* _GOAL_
Retype precisely the section of the data that starts at the line containing "Output the text content of this document." and runs to its final line, ends included.
:: DATA SHOWN
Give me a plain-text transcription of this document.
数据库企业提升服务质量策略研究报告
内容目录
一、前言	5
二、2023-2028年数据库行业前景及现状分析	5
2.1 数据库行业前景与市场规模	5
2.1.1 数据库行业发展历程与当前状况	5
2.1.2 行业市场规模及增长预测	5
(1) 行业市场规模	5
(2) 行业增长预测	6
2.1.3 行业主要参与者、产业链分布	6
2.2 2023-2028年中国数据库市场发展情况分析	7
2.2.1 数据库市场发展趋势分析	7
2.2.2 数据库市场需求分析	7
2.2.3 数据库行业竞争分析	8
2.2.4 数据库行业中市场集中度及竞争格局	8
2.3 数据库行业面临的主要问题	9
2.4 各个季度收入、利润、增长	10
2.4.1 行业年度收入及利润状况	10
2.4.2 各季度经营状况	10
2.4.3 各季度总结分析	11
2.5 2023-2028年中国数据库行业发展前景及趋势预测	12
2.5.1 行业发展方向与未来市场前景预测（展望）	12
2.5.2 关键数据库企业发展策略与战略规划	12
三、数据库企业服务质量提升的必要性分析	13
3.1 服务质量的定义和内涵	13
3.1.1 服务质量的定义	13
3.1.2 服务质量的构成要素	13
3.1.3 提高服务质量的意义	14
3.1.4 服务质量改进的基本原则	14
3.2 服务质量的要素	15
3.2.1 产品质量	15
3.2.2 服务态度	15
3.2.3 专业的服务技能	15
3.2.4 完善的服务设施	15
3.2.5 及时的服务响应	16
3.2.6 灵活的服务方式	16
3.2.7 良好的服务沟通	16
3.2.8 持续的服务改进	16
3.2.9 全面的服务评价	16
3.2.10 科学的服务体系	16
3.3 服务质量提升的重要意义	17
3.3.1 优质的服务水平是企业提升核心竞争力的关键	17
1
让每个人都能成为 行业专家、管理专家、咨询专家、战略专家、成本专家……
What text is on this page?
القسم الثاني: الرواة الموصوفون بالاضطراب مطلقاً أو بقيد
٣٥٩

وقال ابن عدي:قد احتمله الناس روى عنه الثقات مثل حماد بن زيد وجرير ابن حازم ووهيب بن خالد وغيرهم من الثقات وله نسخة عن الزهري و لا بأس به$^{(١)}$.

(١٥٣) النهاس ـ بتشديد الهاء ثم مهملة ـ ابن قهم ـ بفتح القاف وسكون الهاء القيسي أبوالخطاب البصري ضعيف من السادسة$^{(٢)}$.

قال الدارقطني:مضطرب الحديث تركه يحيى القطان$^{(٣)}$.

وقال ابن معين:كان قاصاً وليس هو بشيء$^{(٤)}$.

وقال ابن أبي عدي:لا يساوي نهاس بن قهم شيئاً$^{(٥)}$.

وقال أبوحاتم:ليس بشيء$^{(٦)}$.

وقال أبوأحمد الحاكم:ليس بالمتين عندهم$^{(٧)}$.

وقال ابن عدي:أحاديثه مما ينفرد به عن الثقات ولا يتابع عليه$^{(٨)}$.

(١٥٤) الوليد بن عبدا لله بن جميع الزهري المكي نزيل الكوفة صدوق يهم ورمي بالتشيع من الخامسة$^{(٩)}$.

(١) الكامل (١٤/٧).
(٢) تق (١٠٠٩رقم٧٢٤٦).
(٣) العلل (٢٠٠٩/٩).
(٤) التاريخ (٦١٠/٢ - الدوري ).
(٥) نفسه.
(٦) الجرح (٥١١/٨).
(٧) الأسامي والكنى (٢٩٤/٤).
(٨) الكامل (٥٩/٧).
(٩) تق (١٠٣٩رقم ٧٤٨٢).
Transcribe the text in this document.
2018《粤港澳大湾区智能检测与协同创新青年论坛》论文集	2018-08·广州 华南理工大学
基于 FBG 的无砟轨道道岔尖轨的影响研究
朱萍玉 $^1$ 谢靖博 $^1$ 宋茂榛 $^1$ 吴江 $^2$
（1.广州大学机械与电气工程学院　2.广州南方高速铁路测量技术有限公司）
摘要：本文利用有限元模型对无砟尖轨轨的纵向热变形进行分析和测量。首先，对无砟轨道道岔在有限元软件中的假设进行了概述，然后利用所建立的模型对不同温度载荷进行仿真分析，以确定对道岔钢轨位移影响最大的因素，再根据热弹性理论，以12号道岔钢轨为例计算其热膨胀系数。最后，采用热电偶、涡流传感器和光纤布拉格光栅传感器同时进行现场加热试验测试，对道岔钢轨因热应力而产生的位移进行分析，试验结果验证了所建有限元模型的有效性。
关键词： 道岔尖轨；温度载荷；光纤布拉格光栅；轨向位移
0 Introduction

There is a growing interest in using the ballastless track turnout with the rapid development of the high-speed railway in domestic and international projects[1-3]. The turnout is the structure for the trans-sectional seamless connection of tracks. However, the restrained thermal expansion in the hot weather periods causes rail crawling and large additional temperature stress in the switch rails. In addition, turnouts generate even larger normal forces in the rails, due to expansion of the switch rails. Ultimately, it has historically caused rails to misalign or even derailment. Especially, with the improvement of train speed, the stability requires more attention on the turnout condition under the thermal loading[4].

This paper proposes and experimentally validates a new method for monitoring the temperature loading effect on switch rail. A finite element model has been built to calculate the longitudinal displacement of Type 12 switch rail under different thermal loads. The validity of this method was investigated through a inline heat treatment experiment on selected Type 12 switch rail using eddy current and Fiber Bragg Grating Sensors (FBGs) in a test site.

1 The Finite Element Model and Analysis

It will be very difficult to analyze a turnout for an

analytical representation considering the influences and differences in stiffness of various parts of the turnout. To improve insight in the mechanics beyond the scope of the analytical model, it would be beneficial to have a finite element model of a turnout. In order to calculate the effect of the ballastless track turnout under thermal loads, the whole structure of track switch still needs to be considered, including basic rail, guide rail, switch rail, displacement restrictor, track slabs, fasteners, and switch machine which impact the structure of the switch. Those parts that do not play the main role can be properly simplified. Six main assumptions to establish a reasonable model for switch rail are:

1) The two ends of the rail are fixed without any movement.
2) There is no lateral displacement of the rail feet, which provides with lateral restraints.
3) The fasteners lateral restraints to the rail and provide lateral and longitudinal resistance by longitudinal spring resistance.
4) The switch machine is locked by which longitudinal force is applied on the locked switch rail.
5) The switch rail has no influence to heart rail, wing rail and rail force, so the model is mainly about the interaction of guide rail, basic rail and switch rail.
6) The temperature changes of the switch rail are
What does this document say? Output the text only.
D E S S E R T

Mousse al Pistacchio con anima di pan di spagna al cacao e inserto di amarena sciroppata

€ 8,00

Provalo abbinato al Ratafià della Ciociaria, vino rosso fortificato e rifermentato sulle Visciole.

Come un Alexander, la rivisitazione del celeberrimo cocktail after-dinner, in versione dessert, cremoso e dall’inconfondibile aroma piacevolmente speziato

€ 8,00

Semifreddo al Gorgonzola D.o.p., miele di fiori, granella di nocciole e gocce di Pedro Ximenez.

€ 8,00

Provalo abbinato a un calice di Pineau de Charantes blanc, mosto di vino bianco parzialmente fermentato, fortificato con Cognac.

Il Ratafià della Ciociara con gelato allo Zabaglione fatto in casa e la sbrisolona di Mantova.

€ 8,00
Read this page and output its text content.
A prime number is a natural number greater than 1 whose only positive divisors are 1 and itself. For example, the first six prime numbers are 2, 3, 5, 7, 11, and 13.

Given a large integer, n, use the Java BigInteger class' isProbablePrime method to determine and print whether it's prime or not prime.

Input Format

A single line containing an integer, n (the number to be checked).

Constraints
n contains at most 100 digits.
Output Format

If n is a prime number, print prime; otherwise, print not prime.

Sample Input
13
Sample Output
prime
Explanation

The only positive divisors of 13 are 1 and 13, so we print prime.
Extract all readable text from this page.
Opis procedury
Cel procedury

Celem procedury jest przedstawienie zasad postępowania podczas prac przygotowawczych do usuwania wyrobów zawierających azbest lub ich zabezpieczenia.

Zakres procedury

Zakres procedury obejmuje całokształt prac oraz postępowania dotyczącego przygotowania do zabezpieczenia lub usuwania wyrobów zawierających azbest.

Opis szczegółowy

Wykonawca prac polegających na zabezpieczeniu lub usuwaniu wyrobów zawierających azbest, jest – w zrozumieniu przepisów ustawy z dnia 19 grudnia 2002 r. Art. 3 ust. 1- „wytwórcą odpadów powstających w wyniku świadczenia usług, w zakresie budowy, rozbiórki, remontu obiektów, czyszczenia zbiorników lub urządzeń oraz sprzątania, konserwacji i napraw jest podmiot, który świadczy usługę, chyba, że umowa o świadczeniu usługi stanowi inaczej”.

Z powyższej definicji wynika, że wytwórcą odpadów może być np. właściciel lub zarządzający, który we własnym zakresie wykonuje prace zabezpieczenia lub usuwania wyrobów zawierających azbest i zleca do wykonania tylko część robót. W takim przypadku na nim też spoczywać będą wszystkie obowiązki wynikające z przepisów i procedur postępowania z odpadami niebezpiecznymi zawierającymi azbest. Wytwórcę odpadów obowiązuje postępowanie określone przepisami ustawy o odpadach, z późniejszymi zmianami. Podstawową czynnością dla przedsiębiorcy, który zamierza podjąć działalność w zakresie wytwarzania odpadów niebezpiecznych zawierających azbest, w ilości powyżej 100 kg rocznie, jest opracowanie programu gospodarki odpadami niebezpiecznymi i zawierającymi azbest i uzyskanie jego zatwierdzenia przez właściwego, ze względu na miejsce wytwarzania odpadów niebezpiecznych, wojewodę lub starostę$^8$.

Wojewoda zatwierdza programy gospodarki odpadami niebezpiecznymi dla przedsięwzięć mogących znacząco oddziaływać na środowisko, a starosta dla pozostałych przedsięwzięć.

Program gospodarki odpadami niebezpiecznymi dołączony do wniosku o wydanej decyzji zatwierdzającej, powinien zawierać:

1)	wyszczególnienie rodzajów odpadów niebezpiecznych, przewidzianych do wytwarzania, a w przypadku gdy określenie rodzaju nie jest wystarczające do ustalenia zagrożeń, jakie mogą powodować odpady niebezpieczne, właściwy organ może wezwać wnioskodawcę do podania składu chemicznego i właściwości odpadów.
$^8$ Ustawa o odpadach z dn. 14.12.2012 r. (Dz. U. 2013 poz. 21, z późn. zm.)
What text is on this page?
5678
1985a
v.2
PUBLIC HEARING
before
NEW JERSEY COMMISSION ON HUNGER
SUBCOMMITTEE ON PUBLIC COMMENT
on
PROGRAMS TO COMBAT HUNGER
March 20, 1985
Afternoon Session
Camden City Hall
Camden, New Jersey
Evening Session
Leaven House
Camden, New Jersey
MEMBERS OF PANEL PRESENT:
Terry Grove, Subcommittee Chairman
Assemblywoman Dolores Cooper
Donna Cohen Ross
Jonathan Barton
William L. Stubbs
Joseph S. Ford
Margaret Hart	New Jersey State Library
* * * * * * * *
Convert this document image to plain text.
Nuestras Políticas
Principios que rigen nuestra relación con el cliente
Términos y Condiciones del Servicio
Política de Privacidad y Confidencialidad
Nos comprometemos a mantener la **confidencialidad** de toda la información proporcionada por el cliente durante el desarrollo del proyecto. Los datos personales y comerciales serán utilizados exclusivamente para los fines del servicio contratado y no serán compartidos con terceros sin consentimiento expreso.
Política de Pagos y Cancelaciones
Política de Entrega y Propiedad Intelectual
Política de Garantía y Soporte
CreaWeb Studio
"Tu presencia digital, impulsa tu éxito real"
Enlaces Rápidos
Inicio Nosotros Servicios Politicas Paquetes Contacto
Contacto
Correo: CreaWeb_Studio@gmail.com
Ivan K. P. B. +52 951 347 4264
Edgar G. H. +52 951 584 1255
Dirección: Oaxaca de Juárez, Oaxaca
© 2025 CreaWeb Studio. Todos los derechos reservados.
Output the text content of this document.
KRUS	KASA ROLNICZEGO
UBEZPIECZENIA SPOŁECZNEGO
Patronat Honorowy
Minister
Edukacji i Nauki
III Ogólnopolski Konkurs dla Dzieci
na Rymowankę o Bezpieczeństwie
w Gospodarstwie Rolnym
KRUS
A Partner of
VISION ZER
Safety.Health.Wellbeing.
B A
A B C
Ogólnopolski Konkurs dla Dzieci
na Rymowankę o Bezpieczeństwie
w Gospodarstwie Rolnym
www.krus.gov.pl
::::
* _EXERCISE SOLUTION_
Output the text content of this document.
KRUS	KASA ROLNICZEGO
UBEZPIECZENIA SPOŁECZNEGO
Patronat Honorowy
Minister
Edukacji i Nauki
III Ogólnopolski Konkurs dla Dzieci
na Rymowankę o Bezpieczeństwie
w Gospodarstwie Rolnym
KRUS
A Partner of
VISION ZER
Safety.Health.Wellbeing.
B A
A B C
Ogólnopolski Konkurs dla Dzieci
na Rymowankę o Bezpieczeństwie
w Gospodarstwie Rolnym
www.krus.gov.pl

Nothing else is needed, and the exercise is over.